Data entries for graphics
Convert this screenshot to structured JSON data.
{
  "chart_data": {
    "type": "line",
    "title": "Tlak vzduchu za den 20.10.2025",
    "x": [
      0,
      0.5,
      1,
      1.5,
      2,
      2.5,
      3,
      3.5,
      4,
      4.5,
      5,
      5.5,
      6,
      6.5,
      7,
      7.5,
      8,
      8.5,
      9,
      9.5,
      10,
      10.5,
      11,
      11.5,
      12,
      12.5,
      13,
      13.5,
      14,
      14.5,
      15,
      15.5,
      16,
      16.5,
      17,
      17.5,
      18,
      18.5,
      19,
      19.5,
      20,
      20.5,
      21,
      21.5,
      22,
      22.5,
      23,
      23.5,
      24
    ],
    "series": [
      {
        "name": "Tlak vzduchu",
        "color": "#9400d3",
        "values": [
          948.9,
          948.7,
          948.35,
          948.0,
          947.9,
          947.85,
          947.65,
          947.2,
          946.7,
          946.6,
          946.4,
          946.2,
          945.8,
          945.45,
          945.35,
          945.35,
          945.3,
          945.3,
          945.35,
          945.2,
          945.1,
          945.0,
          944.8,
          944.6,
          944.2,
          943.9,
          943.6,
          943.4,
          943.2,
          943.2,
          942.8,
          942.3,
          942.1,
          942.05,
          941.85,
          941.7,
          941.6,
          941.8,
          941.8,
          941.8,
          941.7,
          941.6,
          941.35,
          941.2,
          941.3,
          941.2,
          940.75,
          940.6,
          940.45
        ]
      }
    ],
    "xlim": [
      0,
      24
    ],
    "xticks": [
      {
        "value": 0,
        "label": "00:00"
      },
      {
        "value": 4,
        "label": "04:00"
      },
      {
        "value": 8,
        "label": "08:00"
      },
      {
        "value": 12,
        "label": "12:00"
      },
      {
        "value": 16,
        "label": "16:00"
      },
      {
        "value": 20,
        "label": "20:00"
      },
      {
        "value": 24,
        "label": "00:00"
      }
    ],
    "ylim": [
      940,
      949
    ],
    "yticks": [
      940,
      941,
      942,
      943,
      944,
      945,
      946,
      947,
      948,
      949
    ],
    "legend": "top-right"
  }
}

◆ **STATED PROBLEM**
All lines above with "vzduchu" in them should be returned.

◆ **WRITTEN REPLY**
    "title": "Tlak vzduchu za den 20.10.2025",
        "name": "Tlak vzduchu",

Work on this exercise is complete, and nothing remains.